Exercise description — Every line of the material below should be repeated exactly.

(Dataset records)
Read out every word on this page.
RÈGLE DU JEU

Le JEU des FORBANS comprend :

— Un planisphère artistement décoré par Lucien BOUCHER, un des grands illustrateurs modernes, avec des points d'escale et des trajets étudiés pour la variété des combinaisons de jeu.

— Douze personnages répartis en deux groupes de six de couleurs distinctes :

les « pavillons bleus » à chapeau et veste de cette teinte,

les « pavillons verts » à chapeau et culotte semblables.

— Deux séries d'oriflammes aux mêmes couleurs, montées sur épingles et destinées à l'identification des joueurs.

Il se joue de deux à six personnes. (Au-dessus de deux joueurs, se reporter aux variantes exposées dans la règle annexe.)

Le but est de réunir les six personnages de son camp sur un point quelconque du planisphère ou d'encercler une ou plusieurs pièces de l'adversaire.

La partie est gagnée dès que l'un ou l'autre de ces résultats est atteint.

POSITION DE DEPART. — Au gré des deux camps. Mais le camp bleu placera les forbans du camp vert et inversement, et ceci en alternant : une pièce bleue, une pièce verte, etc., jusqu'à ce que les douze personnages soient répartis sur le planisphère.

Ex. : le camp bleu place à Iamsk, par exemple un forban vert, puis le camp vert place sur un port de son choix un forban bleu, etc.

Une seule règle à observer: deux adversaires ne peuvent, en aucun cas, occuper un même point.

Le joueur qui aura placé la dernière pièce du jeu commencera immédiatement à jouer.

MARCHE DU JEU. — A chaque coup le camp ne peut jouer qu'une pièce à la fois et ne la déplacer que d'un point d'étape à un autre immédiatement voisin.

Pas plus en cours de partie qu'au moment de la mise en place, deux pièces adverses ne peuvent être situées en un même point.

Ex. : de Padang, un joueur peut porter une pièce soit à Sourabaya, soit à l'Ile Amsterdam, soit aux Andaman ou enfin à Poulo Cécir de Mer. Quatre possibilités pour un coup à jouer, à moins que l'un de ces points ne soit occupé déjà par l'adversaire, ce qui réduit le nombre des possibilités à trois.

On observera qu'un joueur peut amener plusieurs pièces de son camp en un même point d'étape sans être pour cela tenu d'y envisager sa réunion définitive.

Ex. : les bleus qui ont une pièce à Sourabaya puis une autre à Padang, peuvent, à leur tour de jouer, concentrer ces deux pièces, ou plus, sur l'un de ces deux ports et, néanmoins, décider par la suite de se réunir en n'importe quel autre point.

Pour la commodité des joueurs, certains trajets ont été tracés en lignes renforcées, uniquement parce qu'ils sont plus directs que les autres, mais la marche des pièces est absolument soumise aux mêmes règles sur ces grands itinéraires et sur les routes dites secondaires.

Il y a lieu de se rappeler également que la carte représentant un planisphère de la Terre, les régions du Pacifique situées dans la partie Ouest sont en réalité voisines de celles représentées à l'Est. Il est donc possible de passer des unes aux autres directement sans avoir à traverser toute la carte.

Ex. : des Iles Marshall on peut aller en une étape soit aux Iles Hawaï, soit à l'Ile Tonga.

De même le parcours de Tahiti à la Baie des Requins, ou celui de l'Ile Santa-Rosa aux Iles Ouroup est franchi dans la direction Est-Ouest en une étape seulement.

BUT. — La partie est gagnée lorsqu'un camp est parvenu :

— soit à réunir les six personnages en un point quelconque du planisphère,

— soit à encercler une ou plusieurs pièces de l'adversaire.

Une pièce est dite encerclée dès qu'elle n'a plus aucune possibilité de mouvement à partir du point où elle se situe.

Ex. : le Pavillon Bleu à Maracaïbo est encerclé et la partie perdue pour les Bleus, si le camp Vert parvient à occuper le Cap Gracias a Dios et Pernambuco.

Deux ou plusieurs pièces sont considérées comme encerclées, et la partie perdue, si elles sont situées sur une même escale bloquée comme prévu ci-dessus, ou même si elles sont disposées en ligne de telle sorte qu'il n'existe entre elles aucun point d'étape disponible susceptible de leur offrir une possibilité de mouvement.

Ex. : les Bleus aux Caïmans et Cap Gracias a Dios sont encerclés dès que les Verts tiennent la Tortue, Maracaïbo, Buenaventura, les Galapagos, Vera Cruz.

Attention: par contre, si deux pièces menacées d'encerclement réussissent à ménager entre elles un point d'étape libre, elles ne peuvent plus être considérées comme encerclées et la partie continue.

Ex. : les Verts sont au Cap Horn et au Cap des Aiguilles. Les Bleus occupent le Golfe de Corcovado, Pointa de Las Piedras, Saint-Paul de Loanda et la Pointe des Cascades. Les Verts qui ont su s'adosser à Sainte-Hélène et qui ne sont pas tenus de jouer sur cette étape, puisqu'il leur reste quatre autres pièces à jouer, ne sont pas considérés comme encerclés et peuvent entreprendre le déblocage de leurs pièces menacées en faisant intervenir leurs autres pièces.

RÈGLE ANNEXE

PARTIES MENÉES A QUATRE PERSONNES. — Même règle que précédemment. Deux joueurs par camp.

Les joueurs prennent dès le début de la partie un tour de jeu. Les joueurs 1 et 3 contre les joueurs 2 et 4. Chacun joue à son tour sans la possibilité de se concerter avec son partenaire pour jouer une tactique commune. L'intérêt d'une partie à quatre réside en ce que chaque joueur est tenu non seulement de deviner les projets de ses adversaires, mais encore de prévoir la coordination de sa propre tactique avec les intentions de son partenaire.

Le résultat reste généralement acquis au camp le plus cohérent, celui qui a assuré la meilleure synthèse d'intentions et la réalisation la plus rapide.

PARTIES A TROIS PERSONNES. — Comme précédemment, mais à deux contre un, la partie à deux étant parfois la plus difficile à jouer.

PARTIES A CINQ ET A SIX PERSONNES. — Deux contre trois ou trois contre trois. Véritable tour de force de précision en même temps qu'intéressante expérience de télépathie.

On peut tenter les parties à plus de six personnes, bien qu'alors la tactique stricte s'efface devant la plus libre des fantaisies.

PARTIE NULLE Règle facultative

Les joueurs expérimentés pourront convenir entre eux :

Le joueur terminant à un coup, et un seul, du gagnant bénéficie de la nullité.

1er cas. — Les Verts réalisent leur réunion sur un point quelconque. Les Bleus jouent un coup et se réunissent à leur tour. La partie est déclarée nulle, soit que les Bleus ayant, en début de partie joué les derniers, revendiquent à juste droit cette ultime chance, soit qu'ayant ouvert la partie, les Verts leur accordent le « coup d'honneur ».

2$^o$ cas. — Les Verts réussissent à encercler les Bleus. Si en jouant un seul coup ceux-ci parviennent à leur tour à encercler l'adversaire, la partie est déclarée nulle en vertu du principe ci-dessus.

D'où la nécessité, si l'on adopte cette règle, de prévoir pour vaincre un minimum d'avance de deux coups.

Task solution —
Read out every word on this page.
RÈGLE DU JEU

Le JEU des FORBANS comprend :

— Un planisphère artistement décoré par Lucien BOUCHER, un des grands illustrateurs modernes, avec des points d'escale et des trajets étudiés pour la variété des combinaisons de jeu.

— Douze personnages répartis en deux groupes de six de couleurs distinctes :

les « pavillons bleus » à chapeau et veste de cette teinte,

les « pavillons verts » à chapeau et culotte semblables.

— Deux séries d'oriflammes aux mêmes couleurs, montées sur épingles et destinées à l'identification des joueurs.

Il se joue de deux à six personnes. (Au-dessus de deux joueurs, se reporter aux variantes exposées dans la règle annexe.)

Le but est de réunir les six personnages de son camp sur un point quelconque du planisphère ou d'encercler une ou plusieurs pièces de l'adversaire.

La partie est gagnée dès que l'un ou l'autre de ces résultats est atteint.

POSITION DE DEPART. — Au gré des deux camps. Mais le camp bleu placera les forbans du camp vert et inversement, et ceci en alternant : une pièce bleue, une pièce verte, etc., jusqu'à ce que les douze personnages soient répartis sur le planisphère.

Ex. : le camp bleu place à Iamsk, par exemple un forban vert, puis le camp vert place sur un port de son choix un forban bleu, etc.

Une seule règle à observer: deux adversaires ne peuvent, en aucun cas, occuper un même point.

Le joueur qui aura placé la dernière pièce du jeu commencera immédiatement à jouer.

MARCHE DU JEU. — A chaque coup le camp ne peut jouer qu'une pièce à la fois et ne la déplacer que d'un point d'étape à un autre immédiatement voisin.

Pas plus en cours de partie qu'au moment de la mise en place, deux pièces adverses ne peuvent être situées en un même point.

Ex. : de Padang, un joueur peut porter une pièce soit à Sourabaya, soit à l'Ile Amsterdam, soit aux Andaman ou enfin à Poulo Cécir de Mer. Quatre possibilités pour un coup à jouer, à moins que l'un de ces points ne soit occupé déjà par l'adversaire, ce qui réduit le nombre des possibilités à trois.

On observera qu'un joueur peut amener plusieurs pièces de son camp en un même point d'étape sans être pour cela tenu d'y envisager sa réunion définitive.

Ex. : les bleus qui ont une pièce à Sourabaya puis une autre à Padang, peuvent, à leur tour de jouer, concentrer ces deux pièces, ou plus, sur l'un de ces deux ports et, néanmoins, décider par la suite de se réunir en n'importe quel autre point.

Pour la commodité des joueurs, certains trajets ont été tracés en lignes renforcées, uniquement parce qu'ils sont plus directs que les autres, mais la marche des pièces est absolument soumise aux mêmes règles sur ces grands itinéraires et sur les routes dites secondaires.

Il y a lieu de se rappeler également que la carte représentant un planisphère de la Terre, les régions du Pacifique situées dans la partie Ouest sont en réalité voisines de celles représentées à l'Est. Il est donc possible de passer des unes aux autres directement sans avoir à traverser toute la carte.

Ex. : des Iles Marshall on peut aller en une étape soit aux Iles Hawaï, soit à l'Ile Tonga.

De même le parcours de Tahiti à la Baie des Requins, ou celui de l'Ile Santa-Rosa aux Iles Ouroup est franchi dans la direction Est-Ouest en une étape seulement.

BUT. — La partie est gagnée lorsqu'un camp est parvenu :

— soit à réunir les six personnages en un point quelconque du planisphère,

— soit à encercler une ou plusieurs pièces de l'adversaire.

Une pièce est dite encerclée dès qu'elle n'a plus aucune possibilité de mouvement à partir du point où elle se situe.

Ex. : le Pavillon Bleu à Maracaïbo est encerclé et la partie perdue pour les Bleus, si le camp Vert parvient à occuper le Cap Gracias a Dios et Pernambuco.

Deux ou plusieurs pièces sont considérées comme encerclées, et la partie perdue, si elles sont situées sur une même escale bloquée comme prévu ci-dessus, ou même si elles sont disposées en ligne de telle sorte qu'il n'existe entre elles aucun point d'étape disponible susceptible de leur offrir une possibilité de mouvement.

Ex. : les Bleus aux Caïmans et Cap Gracias a Dios sont encerclés dès que les Verts tiennent la Tortue, Maracaïbo, Buenaventura, les Galapagos, Vera Cruz.

Attention: par contre, si deux pièces menacées d'encerclement réussissent à ménager entre elles un point d'étape libre, elles ne peuvent plus être considérées comme encerclées et la partie continue.

Ex. : les Verts sont au Cap Horn et au Cap des Aiguilles. Les Bleus occupent le Golfe de Corcovado, Pointa de Las Piedras, Saint-Paul de Loanda et la Pointe des Cascades. Les Verts qui ont su s'adosser à Sainte-Hélène et qui ne sont pas tenus de jouer sur cette étape, puisqu'il leur reste quatre autres pièces à jouer, ne sont pas considérés comme encerclés et peuvent entreprendre le déblocage de leurs pièces menacées en faisant intervenir leurs autres pièces.

RÈGLE ANNEXE

PARTIES MENÉES A QUATRE PERSONNES. — Même règle que précédemment. Deux joueurs par camp.

Les joueurs prennent dès le début de la partie un tour de jeu. Les joueurs 1 et 3 contre les joueurs 2 et 4. Chacun joue à son tour sans la possibilité de se concerter avec son partenaire pour jouer une tactique commune. L'intérêt d'une partie à quatre réside en ce que chaque joueur est tenu non seulement de deviner les projets de ses adversaires, mais encore de prévoir la coordination de sa propre tactique avec les intentions de son partenaire.

Le résultat reste généralement acquis au camp le plus cohérent, celui qui a assuré la meilleure synthèse d'intentions et la réalisation la plus rapide.

PARTIES A TROIS PERSONNES. — Comme précédemment, mais à deux contre un, la partie à deux étant parfois la plus difficile à jouer.

PARTIES A CINQ ET A SIX PERSONNES. — Deux contre trois ou trois contre trois. Véritable tour de force de précision en même temps qu'intéressante expérience de télépathie.

On peut tenter les parties à plus de six personnes, bien qu'alors la tactique stricte s'efface devant la plus libre des fantaisies.

PARTIE NULLE Règle facultative

Les joueurs expérimentés pourront convenir entre eux :

Le joueur terminant à un coup, et un seul, du gagnant bénéficie de la nullité.

1er cas. — Les Verts réalisent leur réunion sur un point quelconque. Les Bleus jouent un coup et se réunissent à leur tour. La partie est déclarée nulle, soit que les Bleus ayant, en début de partie joué les derniers, revendiquent à juste droit cette ultime chance, soit qu'ayant ouvert la partie, les Verts leur accordent le « coup d'honneur ».

2$^o$ cas. — Les Verts réussissent à encercler les Bleus. Si en jouant un seul coup ceux-ci parviennent à leur tour à encercler l'adversaire, la partie est déclarée nulle en vertu du principe ci-dessus.

D'où la nécessité, si l'on adopte cette règle, de prévoir pour vaincre un minimum d'avance de deux coups.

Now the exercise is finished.